**What the task asks**.
Repeat the listing word for word. No pictures belong in the copy.

**Rows**.
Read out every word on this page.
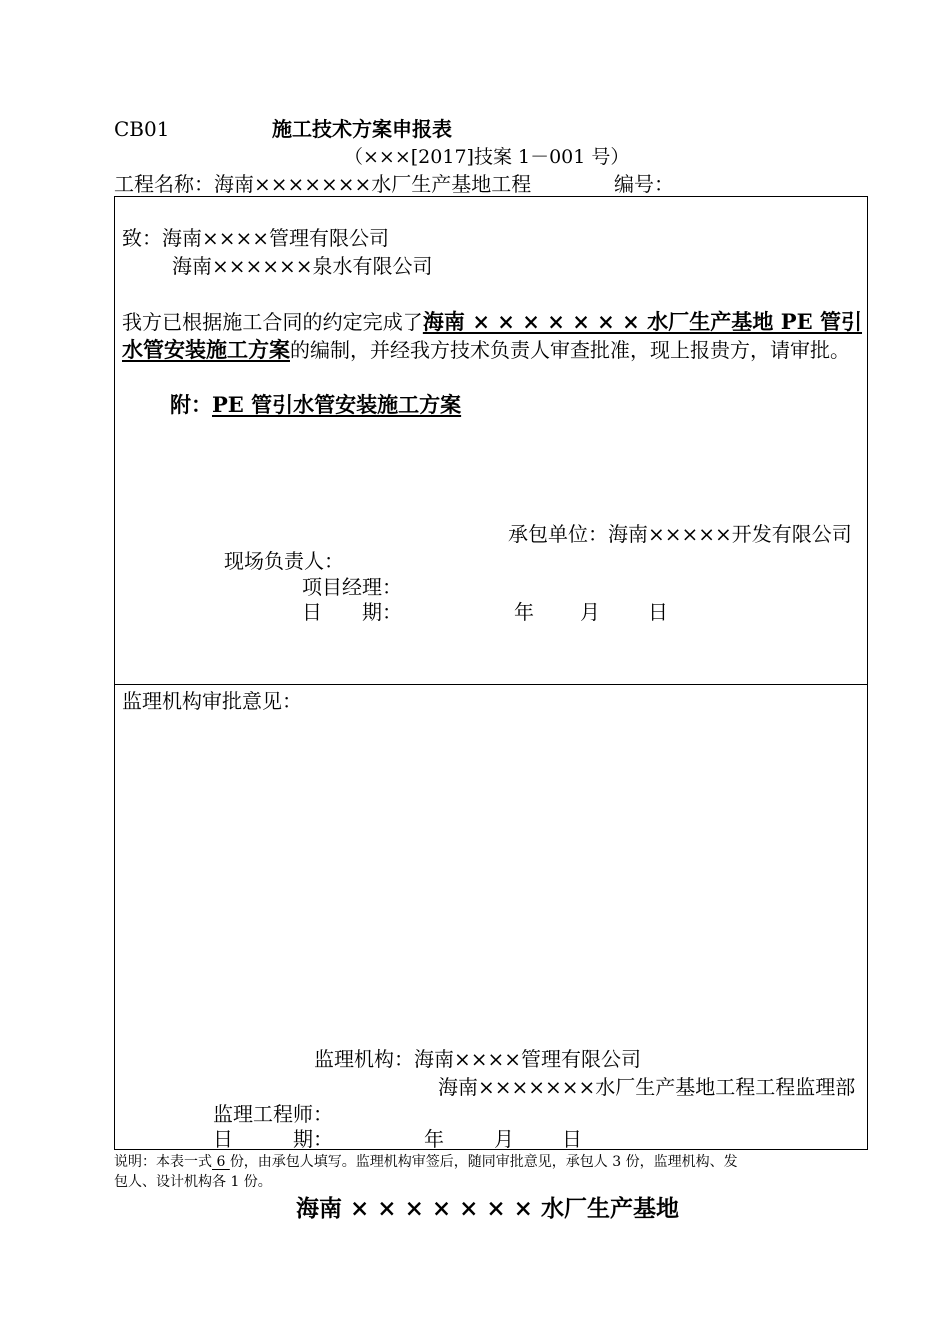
CB01	施工技术方案申报表
（×××[2017]技案 1－001 号）
工程名称：海南×××××××水厂生产基地工程	编号：
致：海南××××管理有限公司
海南××××××泉水有限公司
我方已根据施工合同的约定完成了海南 × × × × × × × 水厂生产基地 PE 管引水管安装施工方案的编制，并经我方技术负责人审查批准，现上报贵方，请审批。
附：PE 管引水管安装施工方案
承包单位：海南×××××开发有限公司
现场负责人：
项目经理：
日　　期：	年 月 日
监理机构审批意见：
监理机构：海南××××管理有限公司
海南×××××××水厂生产基地工程工程监理部
监理工程师：
日　　　期：	年	月 日
说明：本表一式 6 份，由承包人填写。监理机构审签后，随同审批意见，承包人 3 份，监理机构、发
包人、设计机构各 1 份。
海南 × × × × × × × 水厂生产基地
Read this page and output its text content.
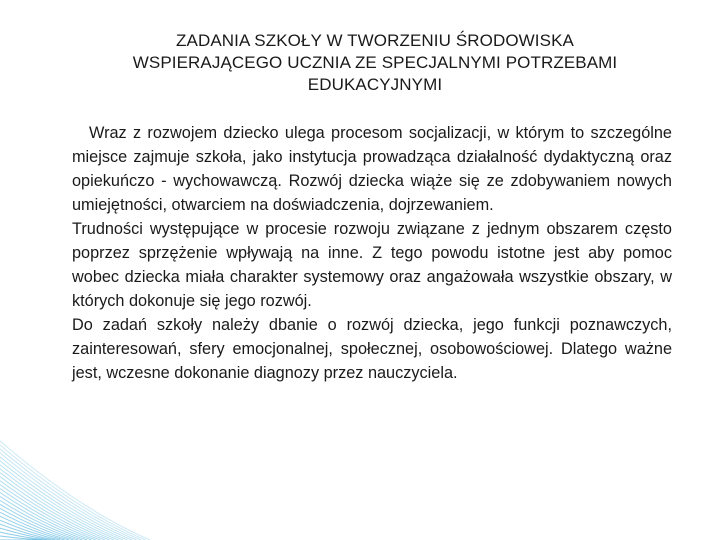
ZADANIA SZKOŁY W TWORZENIU ŚRODOWISKA
WSPIERAJĄCEGO UCZNIA ZE SPECJALNYMI POTRZEBAMI
EDUKACYJNYMI

Wraz z rozwojem dziecko ulega procesom socjalizacji, w którym to szczególne miejsce zajmuje szkoła, jako instytucja prowadząca działalność dydaktyczną oraz opiekuńczo - wychowawczą. Rozwój dziecka wiąże się ze zdobywaniem nowych umiejętności, otwarciem na doświadczenia, dojrzewaniem.

Trudności występujące w procesie rozwoju związane z jednym obszarem często poprzez sprzężenie wpływają na inne. Z tego powodu istotne jest aby pomoc wobec dziecka miała charakter systemowy oraz angażowała wszystkie obszary, w których dokonuje się jego rozwój.

Do zadań szkoły należy dbanie o rozwój dziecka, jego funkcji poznawczych, zainteresowań, sfery emocjonalnej, społecznej, osobowościowej. Dlatego ważne jest, wczesne dokonanie diagnozy przez nauczyciela.
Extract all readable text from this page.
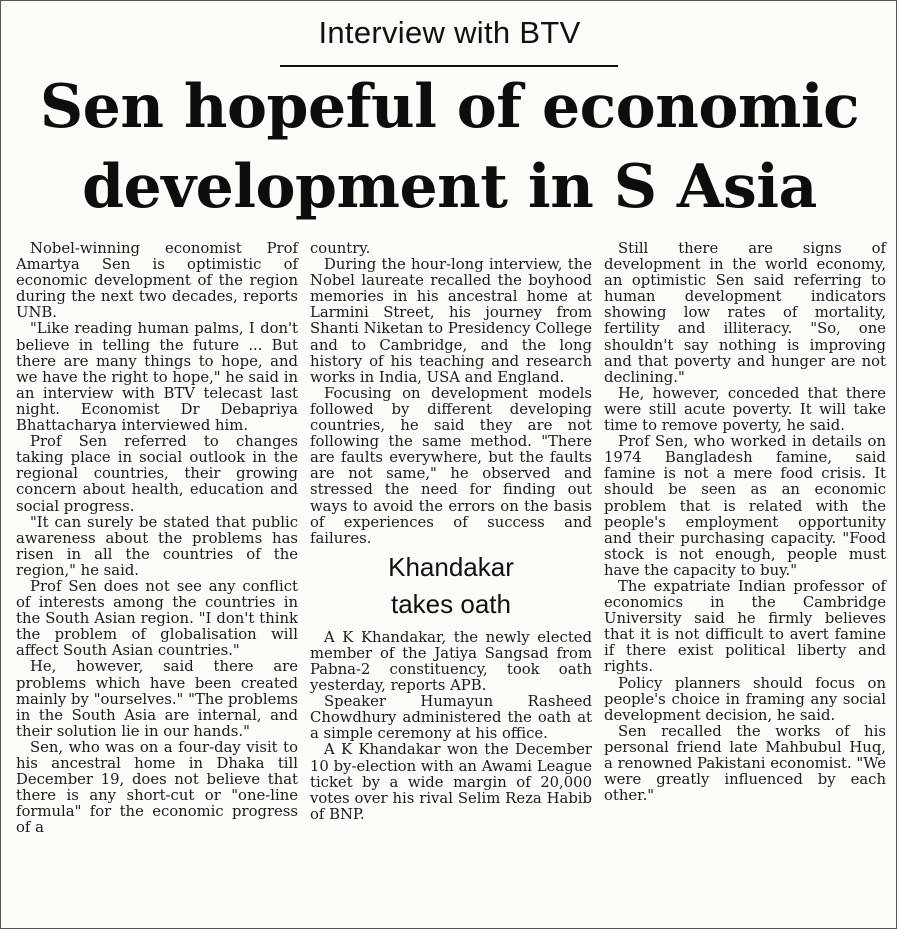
Interview with BTV
Sen hopeful of economic
development in S Asia

Nobel-winning economist Prof Amartya Sen is optimistic of economic development of the region during the next two decades, reports UNB.

"Like reading human palms, I don't believe in telling the future ... But there are many things to hope, and we have the right to hope," he said in an interview with BTV telecast last night. Economist Dr Debapriya Bhattacharya interviewed him.

Prof Sen referred to changes taking place in social outlook in the regional countries, their growing concern about health, education and social progress.

"It can surely be stated that public awareness about the problems has risen in all the countries of the region," he said.

Prof Sen does not see any conflict of interests among the countries in the South Asian region. "I don't think the problem of globalisation will affect South Asian countries."

He, however, said there are problems which have been created mainly by "ourselves." "The problems in the South Asia are internal, and their solution lie in our hands."

Sen, who was on a four-day visit to his ancestral home in Dhaka till December 19, does not believe that there is any short-cut or "one-line formula" for the economic progress of a

country.

During the hour-long interview, the Nobel laureate recalled the boyhood memories in his ancestral home at Larmini Street, his journey from Shanti Niketan to Presidency College and to Cambridge, and the long history of his teaching and research works in India, USA and England.

Focusing on development models followed by different developing countries, he said they are not following the same method. "There are faults everywhere, but the faults are not same," he observed and stressed the need for finding out ways to avoid the errors on the basis of experiences of success and failures.

Khandakar
takes oath

A K Khandakar, the newly elected member of the Jatiya Sangsad from Pabna-2 constituency, took oath yesterday, reports APB.

Speaker Humayun Rasheed Chowdhury administered the oath at a simple ceremony at his office.

A K Khandakar won the December 10 by-election with an Awami League ticket by a wide margin of 20,000 votes over his rival Selim Reza Habib of BNP.

Still there are signs of development in the world economy, an optimistic Sen said referring to human development indicators showing low rates of mortality, fertility and illiteracy. "So, one shouldn't say nothing is improving and that poverty and hunger are not declining."

He, however, conceded that there were still acute poverty. It will take time to remove poverty, he said.

Prof Sen, who worked in details on 1974 Bangladesh famine, said famine is not a mere food crisis. It should be seen as an economic problem that is related with the people's employment opportunity and their purchasing capacity. "Food stock is not enough, people must have the capacity to buy."

The expatriate Indian professor of economics in the Cambridge University said he firmly believes that it is not difficult to avert famine if there exist political liberty and rights.

Policy planners should focus on people's choice in framing any social development decision, he said.

Sen recalled the works of his personal friend late Mahbubul Huq, a renowned Pakistani economist. "We were greatly influenced by each other."
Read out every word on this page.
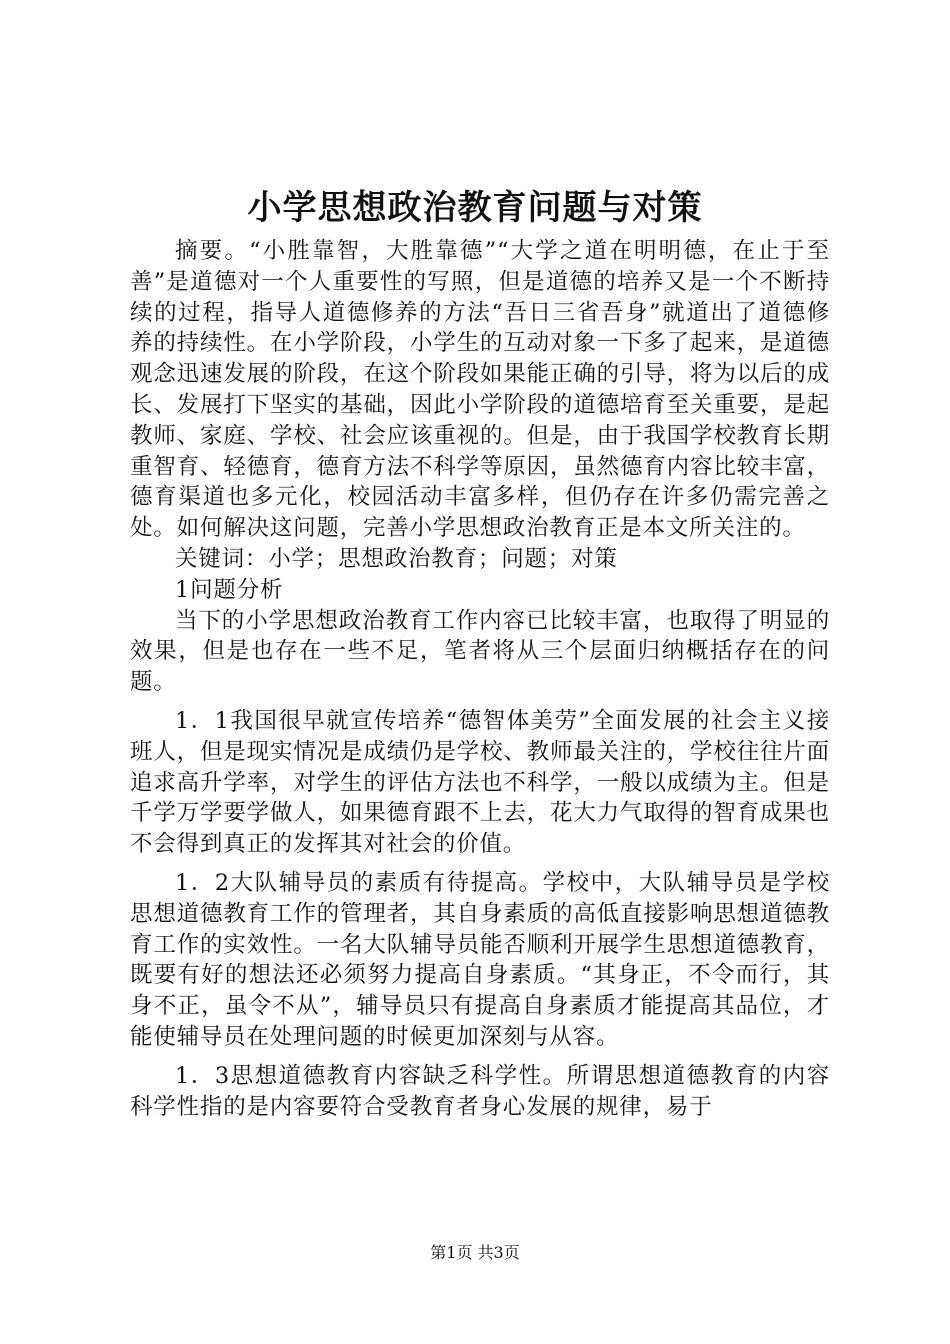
小学思想政治教育问题与对策

摘要。“小胜靠智，大胜靠德”“大学之道在明明德，在止于至善”是道德对一个人重要性的写照，但是道德的培养又是一个不断持续的过程，指导人道德修养的方法“吾日三省吾身”就道出了道德修养的持续性。在小学阶段，小学生的互动对象一下多了起来，是道德观念迅速发展的阶段，在这个阶段如果能正确的引导，将为以后的成长、发展打下坚实的基础，因此小学阶段的道德培育至关重要，是起教师、家庭、学校、社会应该重视的。但是，由于我国学校教育长期重智育、轻德育，德育方法不科学等原因，虽然德育内容比较丰富，德育渠道也多元化，校园活动丰富多样，但仍存在许多仍需完善之处。如何解决这问题，完善小学思想政治教育正是本文所关注的。

关键词：小学；思想政治教育；问题；对策

1问题分析

当下的小学思想政治教育工作内容已比较丰富，也取得了明显的效果，但是也存在一些不足，笔者将从三个层面归纳概括存在的问题。

1．1我国很早就宣传培养“德智体美劳”全面发展的社会主义接班人，但是现实情况是成绩仍是学校、教师最关注的，学校往往片面追求高升学率，对学生的评估方法也不科学，一般以成绩为主。但是千学万学要学做人，如果德育跟不上去，花大力气取得的智育成果也不会得到真正的发挥其对社会的价值。

1．2大队辅导员的素质有待提高。学校中，大队辅导员是学校思想道德教育工作的管理者，其自身素质的高低直接影响思想道德教育工作的实效性。一名大队辅导员能否顺利开展学生思想道德教育，既要有好的想法还必须努力提高自身素质。“其身正，不令而行，其身不正，虽令不从”，辅导员只有提高自身素质才能提高其品位，才能使辅导员在处理问题的时候更加深刻与从容。

1．3思想道德教育内容缺乏科学性。所谓思想道德教育的内容科学性指的是内容要符合受教育者身心发展的规律，易于

第1页 共3页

**The reply**.
Read out every word on this page.
CB01	施工技术方案申报表
（×××[2017]技案 1－001 号）
工程名称：海南×××××××水厂生产基地工程	编号：
致：海南××××管理有限公司
海南××××××泉水有限公司
我方已根据施工合同的约定完成了海南 × × × × × × × 水厂生产基地 PE 管引水管安装施工方案的编制，并经我方技术负责人审查批准，现上报贵方，请审批。
附：PE 管引水管安装施工方案
承包单位：海南×××××开发有限公司
现场负责人：
项目经理：
日　　期：	年 月 日
监理机构审批意见：
监理机构：海南××××管理有限公司
海南×××××××水厂生产基地工程工程监理部
监理工程师：
日　　　期：	年	月 日
说明：本表一式 6 份，由承包人填写。监理机构审签后，随同审批意见，承包人 3 份，监理机构、发
包人、设计机构各 1 份。
海南 × × × × × × × 水厂生产基地
Read this page and output its text content.
ZADANIA SZKOŁY W TWORZENIU ŚRODOWISKA
WSPIERAJĄCEGO UCZNIA ZE SPECJALNYMI POTRZEBAMI
EDUKACYJNYMI

Wraz z rozwojem dziecko ulega procesom socjalizacji, w którym to szczególne miejsce zajmuje szkoła, jako instytucja prowadząca działalność dydaktyczną oraz opiekuńczo - wychowawczą. Rozwój dziecka wiąże się ze zdobywaniem nowych umiejętności, otwarciem na doświadczenia, dojrzewaniem.

Trudności występujące w procesie rozwoju związane z jednym obszarem często poprzez sprzężenie wpływają na inne. Z tego powodu istotne jest aby pomoc wobec dziecka miała charakter systemowy oraz angażowała wszystkie obszary, w których dokonuje się jego rozwój.

Do zadań szkoły należy dbanie o rozwój dziecka, jego funkcji poznawczych, zainteresowań, sfery emocjonalnej, społecznej, osobowościowej. Dlatego ważne jest, wczesne dokonanie diagnozy przez nauczyciela.
Extract all readable text from this page.
Interview with BTV
Sen hopeful of economic
development in S Asia

Nobel-winning economist Prof Amartya Sen is optimistic of economic development of the region during the next two decades, reports UNB.

"Like reading human palms, I don't believe in telling the future ... But there are many things to hope, and we have the right to hope," he said in an interview with BTV telecast last night. Economist Dr Debapriya Bhattacharya interviewed him.

Prof Sen referred to changes taking place in social outlook in the regional countries, their growing concern about health, education and social progress.

"It can surely be stated that public awareness about the problems has risen in all the countries of the region," he said.

Prof Sen does not see any conflict of interests among the countries in the South Asian region. "I don't think the problem of globalisation will affect South Asian countries."

He, however, said there are problems which have been created mainly by "ourselves." "The problems in the South Asia are internal, and their solution lie in our hands."

Sen, who was on a four-day visit to his ancestral home in Dhaka till December 19, does not believe that there is any short-cut or "one-line formula" for the economic progress of a

country.

During the hour-long interview, the Nobel laureate recalled the boyhood memories in his ancestral home at Larmini Street, his journey from Shanti Niketan to Presidency College and to Cambridge, and the long history of his teaching and research works in India, USA and England.

Focusing on development models followed by different developing countries, he said they are not following the same method. "There are faults everywhere, but the faults are not same," he observed and stressed the need for finding out ways to avoid the errors on the basis of experiences of success and failures.

Khandakar
takes oath

A K Khandakar, the newly elected member of the Jatiya Sangsad from Pabna-2 constituency, took oath yesterday, reports APB.

Speaker Humayun Rasheed Chowdhury administered the oath at a simple ceremony at his office.

A K Khandakar won the December 10 by-election with an Awami League ticket by a wide margin of 20,000 votes over his rival Selim Reza Habib of BNP.

Still there are signs of development in the world economy, an optimistic Sen said referring to human development indicators showing low rates of mortality, fertility and illiteracy. "So, one shouldn't say nothing is improving and that poverty and hunger are not declining."

He, however, conceded that there were still acute poverty. It will take time to remove poverty, he said.

Prof Sen, who worked in details on 1974 Bangladesh famine, said famine is not a mere food crisis. It should be seen as an economic problem that is related with the people's employment opportunity and their purchasing capacity. "Food stock is not enough, people must have the capacity to buy."

The expatriate Indian professor of economics in the Cambridge University said he firmly believes that it is not difficult to avert famine if there exist political liberty and rights.

Policy planners should focus on people's choice in framing any social development decision, he said.

Sen recalled the works of his personal friend late Mahbubul Huq, a renowned Pakistani economist. "We were greatly influenced by each other."
Read out every word on this page.
小学思想政治教育问题与对策

摘要。“小胜靠智，大胜靠德”“大学之道在明明德，在止于至善”是道德对一个人重要性的写照，但是道德的培养又是一个不断持续的过程，指导人道德修养的方法“吾日三省吾身”就道出了道德修养的持续性。在小学阶段，小学生的互动对象一下多了起来，是道德观念迅速发展的阶段，在这个阶段如果能正确的引导，将为以后的成长、发展打下坚实的基础，因此小学阶段的道德培育至关重要，是起教师、家庭、学校、社会应该重视的。但是，由于我国学校教育长期重智育、轻德育，德育方法不科学等原因，虽然德育内容比较丰富，德育渠道也多元化，校园活动丰富多样，但仍存在许多仍需完善之处。如何解决这问题，完善小学思想政治教育正是本文所关注的。

关键词：小学；思想政治教育；问题；对策

1问题分析

当下的小学思想政治教育工作内容已比较丰富，也取得了明显的效果，但是也存在一些不足，笔者将从三个层面归纳概括存在的问题。

1．1我国很早就宣传培养“德智体美劳”全面发展的社会主义接班人，但是现实情况是成绩仍是学校、教师最关注的，学校往往片面追求高升学率，对学生的评估方法也不科学，一般以成绩为主。但是千学万学要学做人，如果德育跟不上去，花大力气取得的智育成果也不会得到真正的发挥其对社会的价值。

1．2大队辅导员的素质有待提高。学校中，大队辅导员是学校思想道德教育工作的管理者，其自身素质的高低直接影响思想道德教育工作的实效性。一名大队辅导员能否顺利开展学生思想道德教育，既要有好的想法还必须努力提高自身素质。“其身正，不令而行，其身不正，虽令不从”，辅导员只有提高自身素质才能提高其品位，才能使辅导员在处理问题的时候更加深刻与从容。

1．3思想道德教育内容缺乏科学性。所谓思想道德教育的内容科学性指的是内容要符合受教育者身心发展的规律，易于

第1页 共3页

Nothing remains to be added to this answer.